**EXERCISE BRIEF**.
Retype the material that follows, keeping every word as it is.

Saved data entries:
● ● ● ● ●
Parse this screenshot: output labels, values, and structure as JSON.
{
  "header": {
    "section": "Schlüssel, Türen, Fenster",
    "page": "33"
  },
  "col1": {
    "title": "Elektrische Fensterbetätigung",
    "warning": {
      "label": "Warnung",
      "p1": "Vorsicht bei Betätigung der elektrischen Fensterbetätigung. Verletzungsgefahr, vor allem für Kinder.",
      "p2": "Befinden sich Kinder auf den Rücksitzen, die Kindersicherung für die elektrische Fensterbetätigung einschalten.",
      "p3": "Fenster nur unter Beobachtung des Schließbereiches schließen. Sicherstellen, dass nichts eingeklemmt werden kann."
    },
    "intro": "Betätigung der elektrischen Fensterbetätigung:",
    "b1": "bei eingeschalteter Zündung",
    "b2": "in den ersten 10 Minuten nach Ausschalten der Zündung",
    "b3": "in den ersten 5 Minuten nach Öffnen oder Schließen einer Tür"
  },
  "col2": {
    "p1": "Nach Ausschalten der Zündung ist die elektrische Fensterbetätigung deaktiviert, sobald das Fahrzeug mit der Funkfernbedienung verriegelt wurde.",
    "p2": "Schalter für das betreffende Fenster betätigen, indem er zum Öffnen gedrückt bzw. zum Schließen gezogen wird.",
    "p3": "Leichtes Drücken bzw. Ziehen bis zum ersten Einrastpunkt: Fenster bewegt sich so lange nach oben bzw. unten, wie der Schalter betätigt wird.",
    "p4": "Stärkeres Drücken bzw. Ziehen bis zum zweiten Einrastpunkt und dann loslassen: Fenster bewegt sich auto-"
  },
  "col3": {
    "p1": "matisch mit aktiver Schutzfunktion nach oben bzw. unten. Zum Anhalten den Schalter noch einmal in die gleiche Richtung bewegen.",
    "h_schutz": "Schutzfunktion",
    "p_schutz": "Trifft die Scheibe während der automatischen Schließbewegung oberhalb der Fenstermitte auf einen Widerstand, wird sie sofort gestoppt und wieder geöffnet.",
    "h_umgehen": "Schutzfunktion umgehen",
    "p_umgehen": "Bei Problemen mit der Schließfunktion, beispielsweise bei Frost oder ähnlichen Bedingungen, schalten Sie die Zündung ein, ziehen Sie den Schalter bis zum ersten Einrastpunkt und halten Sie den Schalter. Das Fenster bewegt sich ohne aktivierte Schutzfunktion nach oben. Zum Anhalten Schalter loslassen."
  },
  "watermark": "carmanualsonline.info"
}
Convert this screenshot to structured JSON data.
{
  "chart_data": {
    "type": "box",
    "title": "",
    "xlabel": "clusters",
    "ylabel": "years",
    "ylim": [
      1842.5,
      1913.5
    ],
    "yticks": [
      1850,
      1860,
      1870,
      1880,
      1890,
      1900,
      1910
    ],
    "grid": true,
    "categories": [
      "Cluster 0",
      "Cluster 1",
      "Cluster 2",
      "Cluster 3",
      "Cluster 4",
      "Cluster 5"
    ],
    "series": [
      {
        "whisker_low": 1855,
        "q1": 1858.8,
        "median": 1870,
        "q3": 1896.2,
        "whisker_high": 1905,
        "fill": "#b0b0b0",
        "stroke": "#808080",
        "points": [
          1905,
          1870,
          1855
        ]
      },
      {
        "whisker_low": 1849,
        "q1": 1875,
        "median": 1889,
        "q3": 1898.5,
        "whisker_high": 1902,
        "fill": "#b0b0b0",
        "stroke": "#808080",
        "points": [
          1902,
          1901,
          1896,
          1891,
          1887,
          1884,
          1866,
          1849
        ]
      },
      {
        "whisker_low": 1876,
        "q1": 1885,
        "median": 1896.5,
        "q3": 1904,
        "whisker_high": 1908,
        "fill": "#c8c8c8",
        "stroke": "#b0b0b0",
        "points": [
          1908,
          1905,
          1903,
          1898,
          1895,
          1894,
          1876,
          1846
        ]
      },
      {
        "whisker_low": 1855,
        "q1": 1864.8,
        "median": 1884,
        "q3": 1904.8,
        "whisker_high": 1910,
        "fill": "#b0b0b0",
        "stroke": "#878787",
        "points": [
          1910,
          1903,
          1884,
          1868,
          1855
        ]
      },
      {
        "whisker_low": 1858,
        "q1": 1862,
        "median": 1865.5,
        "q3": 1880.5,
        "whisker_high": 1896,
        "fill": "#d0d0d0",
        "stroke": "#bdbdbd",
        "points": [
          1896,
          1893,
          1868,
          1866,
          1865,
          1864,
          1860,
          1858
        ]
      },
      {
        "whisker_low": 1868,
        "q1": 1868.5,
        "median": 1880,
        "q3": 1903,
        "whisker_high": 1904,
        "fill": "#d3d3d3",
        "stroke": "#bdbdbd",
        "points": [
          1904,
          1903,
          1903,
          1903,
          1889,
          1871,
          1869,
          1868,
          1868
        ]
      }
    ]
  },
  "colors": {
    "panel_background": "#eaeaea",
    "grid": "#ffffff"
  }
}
● ● ● ● ●
**THE REPLY**.
Parse this screenshot: output labels, values, and structure as JSON.
{
  "header": {
    "section": "Schlüssel, Türen, Fenster",
    "page": "33"
  },
  "col1": {
    "title": "Elektrische Fensterbetätigung",
    "warning": {
      "label": "Warnung",
      "p1": "Vorsicht bei Betätigung der elektrischen Fensterbetätigung. Verletzungsgefahr, vor allem für Kinder.",
      "p2": "Befinden sich Kinder auf den Rücksitzen, die Kindersicherung für die elektrische Fensterbetätigung einschalten.",
      "p3": "Fenster nur unter Beobachtung des Schließbereiches schließen. Sicherstellen, dass nichts eingeklemmt werden kann."
    },
    "intro": "Betätigung der elektrischen Fensterbetätigung:",
    "b1": "bei eingeschalteter Zündung",
    "b2": "in den ersten 10 Minuten nach Ausschalten der Zündung",
    "b3": "in den ersten 5 Minuten nach Öffnen oder Schließen einer Tür"
  },
  "col2": {
    "p1": "Nach Ausschalten der Zündung ist die elektrische Fensterbetätigung deaktiviert, sobald das Fahrzeug mit der Funkfernbedienung verriegelt wurde.",
    "p2": "Schalter für das betreffende Fenster betätigen, indem er zum Öffnen gedrückt bzw. zum Schließen gezogen wird.",
    "p3": "Leichtes Drücken bzw. Ziehen bis zum ersten Einrastpunkt: Fenster bewegt sich so lange nach oben bzw. unten, wie der Schalter betätigt wird.",
    "p4": "Stärkeres Drücken bzw. Ziehen bis zum zweiten Einrastpunkt und dann loslassen: Fenster bewegt sich auto-"
  },
  "col3": {
    "p1": "matisch mit aktiver Schutzfunktion nach oben bzw. unten. Zum Anhalten den Schalter noch einmal in die gleiche Richtung bewegen.",
    "h_schutz": "Schutzfunktion",
    "p_schutz": "Trifft die Scheibe während der automatischen Schließbewegung oberhalb der Fenstermitte auf einen Widerstand, wird sie sofort gestoppt und wieder geöffnet.",
    "h_umgehen": "Schutzfunktion umgehen",
    "p_umgehen": "Bei Problemen mit der Schließfunktion, beispielsweise bei Frost oder ähnlichen Bedingungen, schalten Sie die Zündung ein, ziehen Sie den Schalter bis zum ersten Einrastpunkt und halten Sie den Schalter. Das Fenster bewegt sich ohne aktivierte Schutzfunktion nach oben. Zum Anhalten Schalter loslassen."
  },
  "watermark": "carmanualsonline.info"
}
Convert this screenshot to structured JSON data.
{
  "chart_data": {
    "type": "box",
    "title": "",
    "xlabel": "clusters",
    "ylabel": "years",
    "ylim": [
      1842.5,
      1913.5
    ],
    "yticks": [
      1850,
      1860,
      1870,
      1880,
      1890,
      1900,
      1910
    ],
    "grid": true,
    "categories": [
      "Cluster 0",
      "Cluster 1",
      "Cluster 2",
      "Cluster 3",
      "Cluster 4",
      "Cluster 5"
    ],
    "series": [
      {
        "whisker_low": 1855,
        "q1": 1858.8,
        "median": 1870,
        "q3": 1896.2,
        "whisker_high": 1905,
        "fill": "#b0b0b0",
        "stroke": "#808080",
        "points": [
          1905,
          1870,
          1855
        ]
      },
      {
        "whisker_low": 1849,
        "q1": 1875,
        "median": 1889,
        "q3": 1898.5,
        "whisker_high": 1902,
        "fill": "#b0b0b0",
        "stroke": "#808080",
        "points": [
          1902,
          1901,
          1896,
          1891,
          1887,
          1884,
          1866,
          1849
        ]
      },
      {
        "whisker_low": 1876,
        "q1": 1885,
        "median": 1896.5,
        "q3": 1904,
        "whisker_high": 1908,
        "fill": "#c8c8c8",
        "stroke": "#b0b0b0",
        "points": [
          1908,
          1905,
          1903,
          1898,
          1895,
          1894,
          1876,
          1846
        ]
      },
      {
        "whisker_low": 1855,
        "q1": 1864.8,
        "median": 1884,
        "q3": 1904.8,
        "whisker_high": 1910,
        "fill": "#b0b0b0",
        "stroke": "#878787",
        "points": [
          1910,
          1903,
          1884,
          1868,
          1855
        ]
      },
      {
        "whisker_low": 1858,
        "q1": 1862,
        "median": 1865.5,
        "q3": 1880.5,
        "whisker_high": 1896,
        "fill": "#d0d0d0",
        "stroke": "#bdbdbd",
        "points": [
          1896,
          1893,
          1868,
          1866,
          1865,
          1864,
          1860,
          1858
        ]
      },
      {
        "whisker_low": 1868,
        "q1": 1868.5,
        "median": 1880,
        "q3": 1903,
        "whisker_high": 1904,
        "fill": "#d3d3d3",
        "stroke": "#bdbdbd",
        "points": [
          1904,
          1903,
          1903,
          1903,
          1889,
          1871,
          1869,
          1868,
          1868
        ]
      }
    ]
  },
  "colors": {
    "panel_background": "#eaeaea",
    "grid": "#ffffff"
  }
}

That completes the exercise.